● **SELECTED EXTRACT**:
============================================================
Curiously, the 1874 Book of Hours at Keble does not include the Hours of the Virgin.  However, there are still grounds for seeing it as a later stage in the development of the same genre rather than as something altogether new: it self-designates as Heures and it contains many of the same texts as its early modern predecessors.  In fact, its use of images mimics medieval Books of Hours.  Stylistic echoes of books such as the Balliol example are evident at a glance and Wieck notes that images of King David (like the one pictured below) often open the Seven Penitential Psalms in late medieval Books of Hours.[11]  David, who was traditionally thought to have written the Psalms, kneels before God in a medieval-style interior.  His clothes are also late medieval in style and his harp is by his right knee.  The border of the facing page is floral, like the upper border in the Balliol example.
============================================================
● **TASK TO COMPLETE**: Carry on the passage about the 1874 Book of Hours at Keble, starting after its last sentence. The data that come next aren't needed.
============================================================
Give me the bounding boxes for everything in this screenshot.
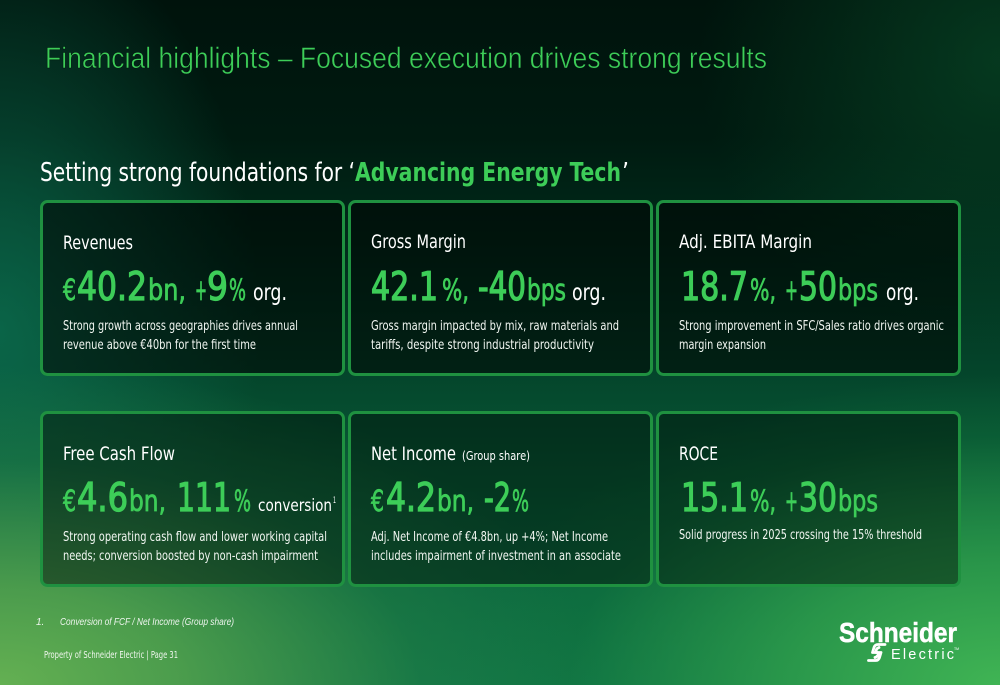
logo: schneider electric: Schneider xyxy=(839,617,957,648)
stat: net income: % xyxy=(512,484,529,518)
stat: revenues: 9 xyxy=(207,265,228,310)
subtitle xyxy=(40,158,629,188)
stat: gross margin: bps xyxy=(527,273,566,307)
description: net income xyxy=(371,529,621,564)
panel: adj. ebita margin xyxy=(658,202,960,374)
stat: free cash flow: € xyxy=(63,484,76,518)
stat: adj. ebita margin: %, xyxy=(750,273,776,307)
description: gross margin: Gross margin impacted by mix, raw materials and xyxy=(371,318,619,334)
stat: adj. ebita margin: org. xyxy=(886,280,919,306)
stat: gross margin: org. xyxy=(572,280,606,306)
heading: net income: (Group share) xyxy=(462,448,530,463)
stat: gross margin: -40 xyxy=(478,265,526,310)
stat: revenues: + xyxy=(195,273,207,307)
stat: roce: %, xyxy=(750,484,776,518)
stat: revenues: 40.2 xyxy=(77,265,147,310)
stat: roce: 30 xyxy=(799,476,837,521)
description: free cash flow: Strong operating cash flow and lower working capital xyxy=(63,529,327,545)
subtitle: Advancing Energy Tech xyxy=(355,158,621,188)
description: adj. ebita margin: margin expansion xyxy=(679,337,766,353)
stat: revenues xyxy=(63,265,287,310)
stat: adj. ebita margin: + xyxy=(785,273,798,307)
logo: schneider electric: Electric xyxy=(891,647,954,663)
stat: adj. ebita margin: bps xyxy=(838,273,878,307)
stat: roce: bps xyxy=(838,484,878,518)
stat: free cash flow xyxy=(63,476,336,521)
stat: net income: € xyxy=(371,484,384,518)
stat: adj. ebita margin: 50 xyxy=(799,265,837,310)
icon: schneider S mark xyxy=(868,644,885,660)
stat: revenues: org. xyxy=(253,280,287,306)
logo: schneider electric xyxy=(839,617,959,663)
stat: gross margin xyxy=(371,265,606,310)
heading: adj. ebita margin: Adj. EBITA Margin xyxy=(679,231,812,253)
heading: net income xyxy=(371,443,530,465)
stat: free cash flow: conversion xyxy=(258,496,332,516)
footer: page label: Property of Schneider Electric | Page 31 xyxy=(44,650,178,661)
description: free cash flow xyxy=(63,529,327,564)
stat: revenues: bn, xyxy=(148,273,186,307)
footnote: 1. xyxy=(36,617,44,628)
panel: revenues xyxy=(42,202,344,374)
description: revenues: Strong growth across geographies drives annual xyxy=(63,318,298,334)
stat: roce xyxy=(681,476,878,521)
panel: roce xyxy=(658,412,960,586)
subtitle: ’ xyxy=(622,158,629,188)
subtitle: Setting strong foundations for ‘ xyxy=(40,158,355,188)
description: net income: includes impairment of investment in an associate xyxy=(371,548,621,564)
stat: roce: 15.1 xyxy=(681,476,748,521)
stat: adj. ebita margin xyxy=(681,265,919,310)
stat: free cash flow: bn, xyxy=(129,484,166,518)
footnote: Conversion of FCF / Net Income (Group share) xyxy=(60,617,234,628)
stat: revenues: % xyxy=(229,273,246,307)
heading: free cash flow: Free Cash Flow xyxy=(63,443,175,465)
heading: net income: Net Income xyxy=(371,443,456,465)
description: gross margin: tariffs, despite strong industrial productivity xyxy=(371,337,594,353)
description: revenues xyxy=(63,318,298,353)
stat: roce: + xyxy=(785,484,798,518)
heading: roce: ROCE xyxy=(679,443,718,465)
description: revenues: revenue above €40bn for the first time xyxy=(63,337,256,353)
stat: net income: -2 xyxy=(484,476,511,521)
panel: free cash flow xyxy=(42,412,344,586)
stat: adj. ebita margin: 18.7 xyxy=(681,265,748,310)
description: adj. ebita margin xyxy=(679,318,944,353)
description: gross margin xyxy=(371,318,619,353)
logo: schneider electric: TM xyxy=(954,647,959,651)
heading: gross margin: Gross Margin xyxy=(371,231,466,253)
heading: revenues: Revenues xyxy=(63,232,133,254)
description: roce: Solid progress in 2025 crossing the 15% threshold xyxy=(679,527,922,543)
stat: net income: 4.2 xyxy=(386,476,436,521)
stat: net income: bn, xyxy=(437,484,474,518)
panel: net income xyxy=(350,412,652,586)
description: adj. ebita margin: Strong improvement in SFC/Sales ratio drives organic xyxy=(679,318,944,334)
description: free cash flow: needs; conversion boosted by non-cash impairment xyxy=(63,548,318,564)
stat: free cash flow: 1 xyxy=(333,496,336,506)
panel: gross margin xyxy=(350,202,652,374)
stat: free cash flow: 4.6 xyxy=(77,476,128,521)
stat: free cash flow: 111 xyxy=(177,476,231,521)
title: Financial highlights – Focused execution drives strong results xyxy=(45,42,767,75)
stat: revenues: € xyxy=(63,273,76,307)
stat: gross margin: %, xyxy=(442,273,469,307)
stat: free cash flow: % xyxy=(234,484,251,518)
stat: net income xyxy=(371,476,529,521)
stat: gross margin: 42.1 xyxy=(371,265,438,310)
description: net income: Adj. Net Income of €4.8bn, up +4%; Net Income xyxy=(371,529,608,545)
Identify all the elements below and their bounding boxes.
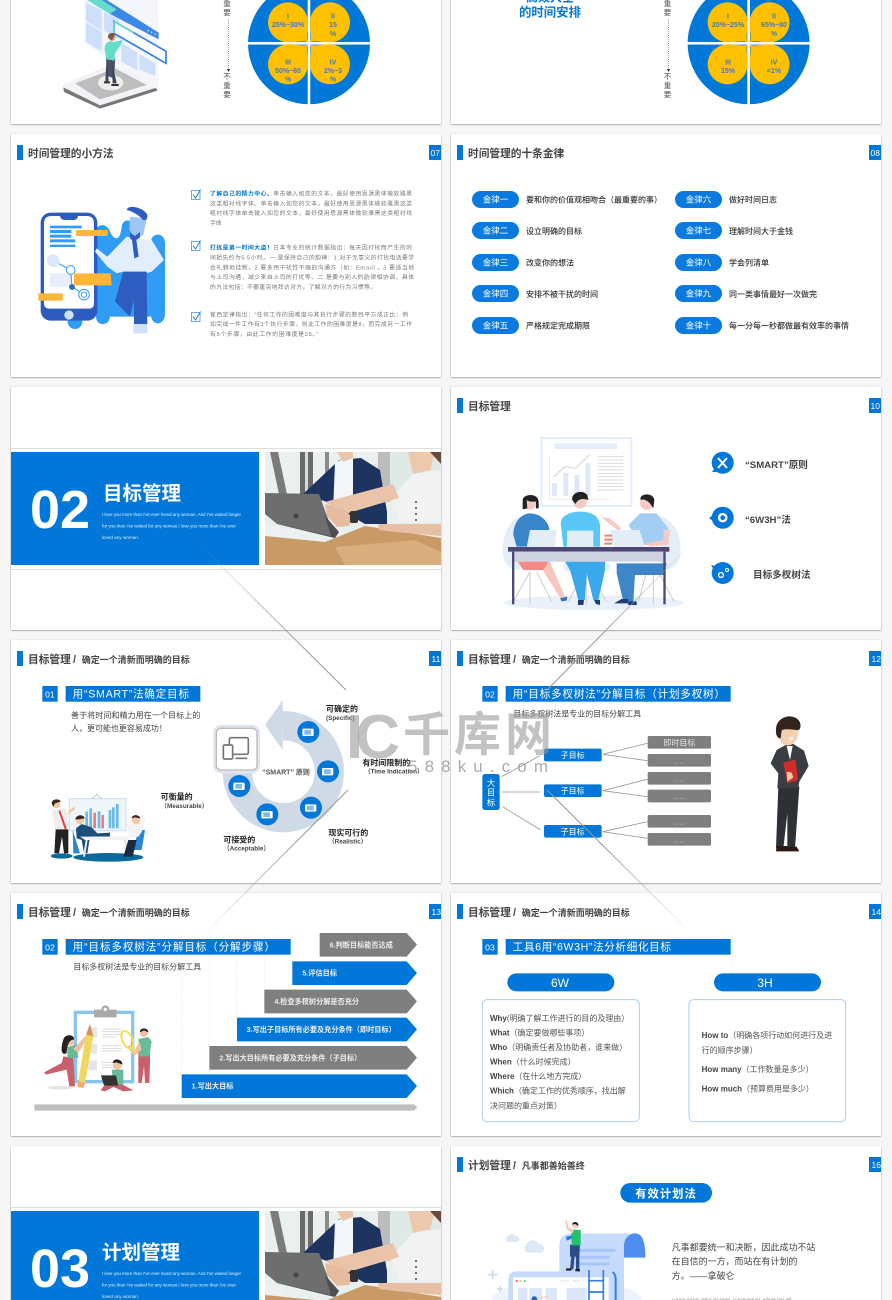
============================================================
● **OUTPUT FOR THIS TASK**:
Keble, Brooke 73, pp. 30-31 (Reproduced by kind permission of the Warden, Fellows and Scholars of Keble College, Oxford)

The relationship between text and image varies from book to book.  Illustration with relevant images such as the one pictured above occurs throughout the nineteenth-century book, whilst decoration seems to be the main priority in Keble’s seventeenth-century book, Prieres du matin, (pictured below).  Indeed, the entire book is a thing of beauty; even the text is engraved.[12]  The shallow, rectangular indentations in each page show that copper plates were used throughout.

Keble, Brooke 88, p. 1 (Reproduced by kind permission of the Warden, Fellows and Scholars of Keble College, Oxford)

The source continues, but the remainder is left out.